● What you are asked to do
Copy out each line of the material below that holds the string "исследование".

** start of Raw records **

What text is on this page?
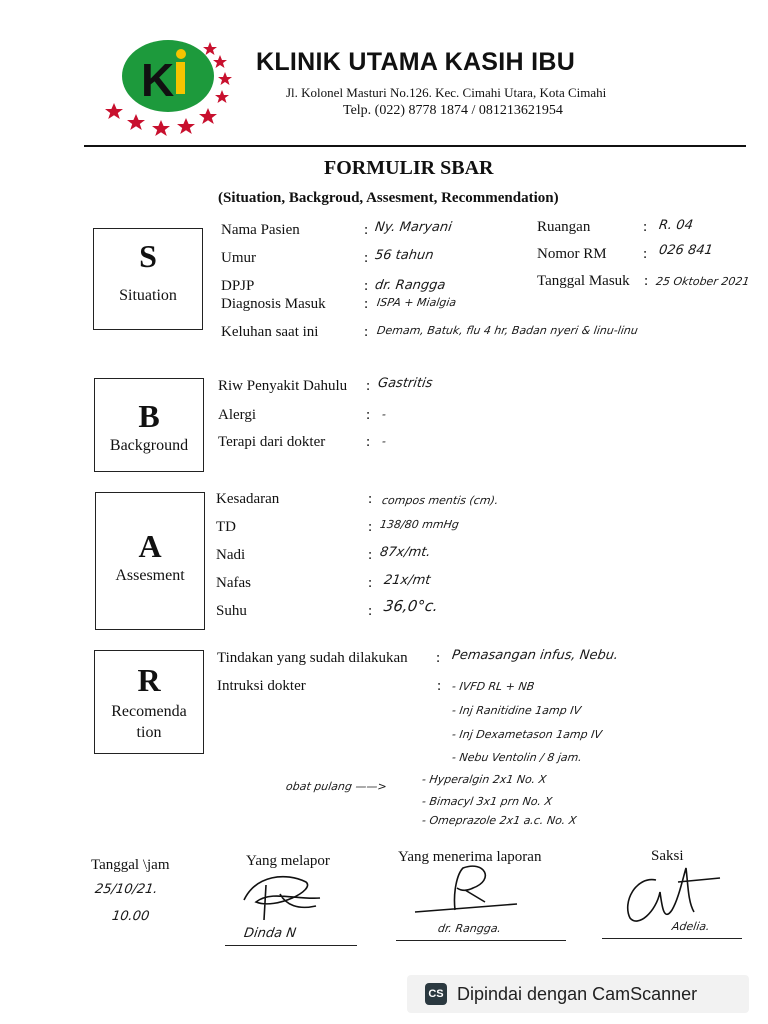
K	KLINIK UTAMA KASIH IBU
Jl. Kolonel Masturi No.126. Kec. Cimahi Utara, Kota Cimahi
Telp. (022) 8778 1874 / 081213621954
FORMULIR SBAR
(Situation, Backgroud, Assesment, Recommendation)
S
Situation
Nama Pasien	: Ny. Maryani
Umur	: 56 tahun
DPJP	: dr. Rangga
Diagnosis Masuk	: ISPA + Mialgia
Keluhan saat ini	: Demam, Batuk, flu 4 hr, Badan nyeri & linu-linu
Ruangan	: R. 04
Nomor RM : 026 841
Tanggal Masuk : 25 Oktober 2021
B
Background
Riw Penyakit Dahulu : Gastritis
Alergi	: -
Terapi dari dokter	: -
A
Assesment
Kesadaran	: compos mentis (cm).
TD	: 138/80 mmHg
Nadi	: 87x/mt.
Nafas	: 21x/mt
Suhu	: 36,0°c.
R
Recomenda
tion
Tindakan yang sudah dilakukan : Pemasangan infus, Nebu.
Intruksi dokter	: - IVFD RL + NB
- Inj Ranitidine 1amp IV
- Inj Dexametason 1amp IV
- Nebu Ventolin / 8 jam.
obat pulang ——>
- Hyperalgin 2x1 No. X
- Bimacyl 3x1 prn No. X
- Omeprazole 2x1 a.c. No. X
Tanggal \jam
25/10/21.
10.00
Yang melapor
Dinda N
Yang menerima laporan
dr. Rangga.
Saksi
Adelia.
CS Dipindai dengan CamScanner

** end of Raw records **
** start of Raw records **

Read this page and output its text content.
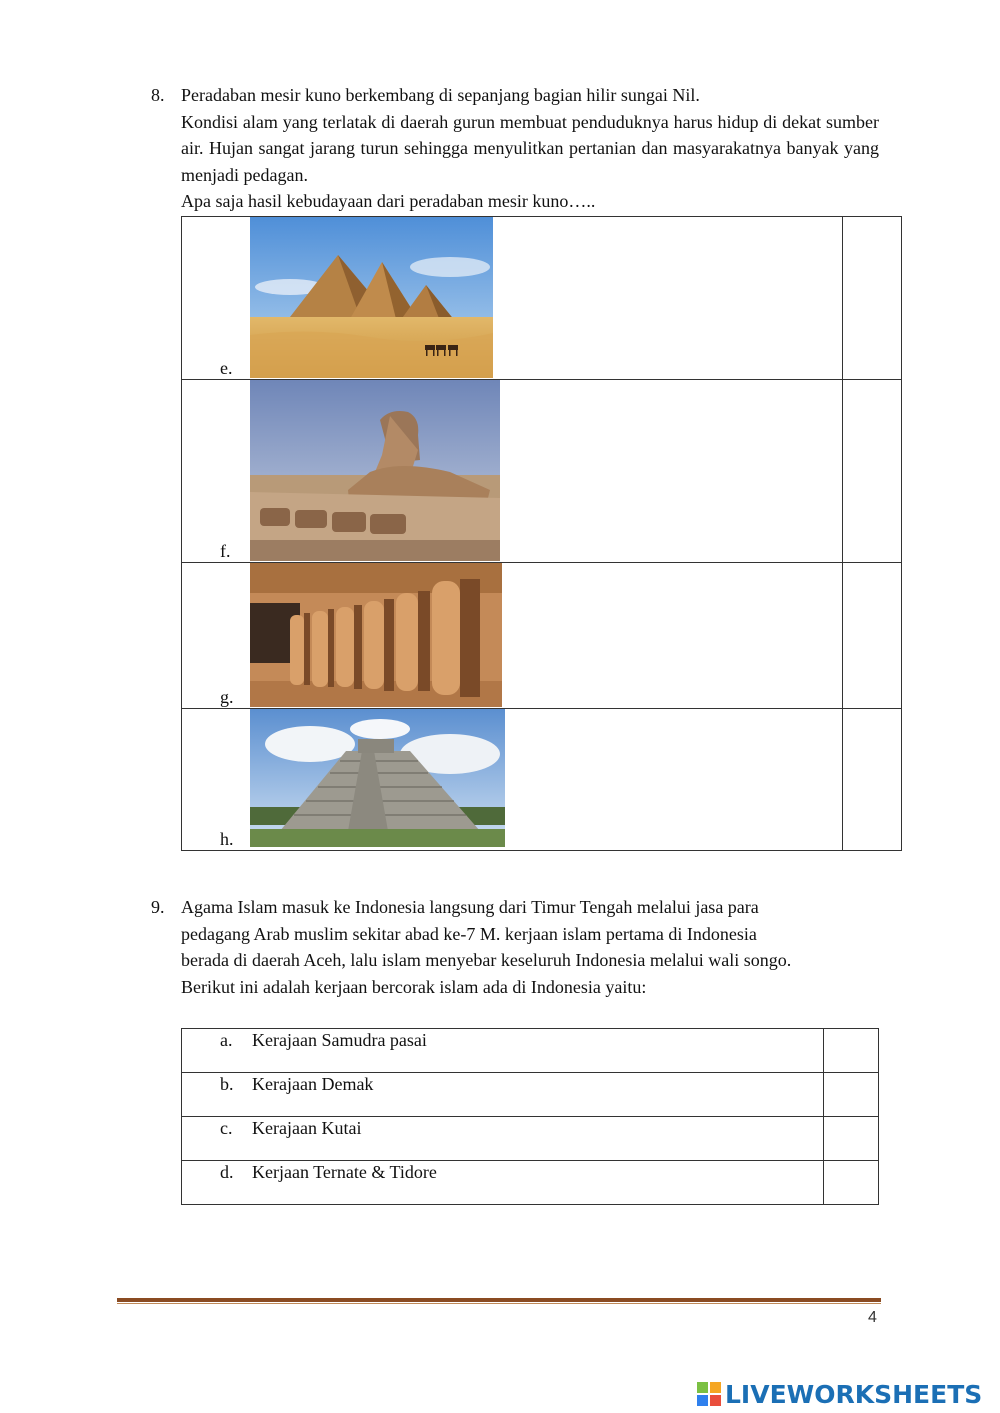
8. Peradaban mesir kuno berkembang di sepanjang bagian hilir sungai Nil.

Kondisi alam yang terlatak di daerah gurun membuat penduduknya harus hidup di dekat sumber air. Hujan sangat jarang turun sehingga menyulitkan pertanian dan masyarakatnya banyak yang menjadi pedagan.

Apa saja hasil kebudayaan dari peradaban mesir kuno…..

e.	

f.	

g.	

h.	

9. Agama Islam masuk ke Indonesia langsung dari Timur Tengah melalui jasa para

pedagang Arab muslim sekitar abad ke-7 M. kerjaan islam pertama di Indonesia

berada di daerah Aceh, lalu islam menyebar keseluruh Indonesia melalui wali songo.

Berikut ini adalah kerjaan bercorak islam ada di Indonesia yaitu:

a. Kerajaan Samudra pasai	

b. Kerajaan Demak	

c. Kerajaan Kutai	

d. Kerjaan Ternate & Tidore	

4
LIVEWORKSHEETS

** end of Raw records **
** start of Raw records **

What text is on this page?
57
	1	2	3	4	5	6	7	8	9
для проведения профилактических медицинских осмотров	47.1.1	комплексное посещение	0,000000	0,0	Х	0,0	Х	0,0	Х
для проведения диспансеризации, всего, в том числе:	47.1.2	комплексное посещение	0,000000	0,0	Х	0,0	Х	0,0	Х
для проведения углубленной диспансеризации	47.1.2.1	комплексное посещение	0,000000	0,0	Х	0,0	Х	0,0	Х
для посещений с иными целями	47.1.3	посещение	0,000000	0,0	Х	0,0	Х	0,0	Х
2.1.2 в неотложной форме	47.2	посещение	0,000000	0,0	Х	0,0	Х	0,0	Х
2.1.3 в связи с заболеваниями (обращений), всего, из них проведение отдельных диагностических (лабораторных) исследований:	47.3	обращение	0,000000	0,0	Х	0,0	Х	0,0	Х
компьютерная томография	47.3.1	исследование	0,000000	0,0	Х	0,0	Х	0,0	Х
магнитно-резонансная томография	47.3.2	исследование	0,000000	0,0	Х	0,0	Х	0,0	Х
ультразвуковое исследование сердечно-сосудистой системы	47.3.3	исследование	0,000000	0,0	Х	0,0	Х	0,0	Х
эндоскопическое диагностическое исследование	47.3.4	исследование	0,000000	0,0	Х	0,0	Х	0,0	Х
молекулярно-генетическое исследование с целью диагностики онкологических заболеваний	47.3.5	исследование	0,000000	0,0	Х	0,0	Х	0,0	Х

** end of Raw records **

● Problem solution
компьютерная томография	47.3.1	исследование	0,000000	0,0	Х	0,0	Х	0,0	Х
магнитно-резонансная томография	47.3.2	исследование	0,000000	0,0	Х	0,0	Х	0,0	Х
ультразвуковое исследование сердечно-сосудистой системы	47.3.3	исследование	0,000000	0,0	Х	0,0	Х	0,0	Х
эндоскопическое диагностическое исследование	47.3.4	исследование	0,000000	0,0	Х	0,0	Х	0,0	Х
молекулярно-генетическое исследование с целью диагностики онкологических заболеваний	47.3.5	исследование	0,000000	0,0	Х	0,0	Х	0,0	Х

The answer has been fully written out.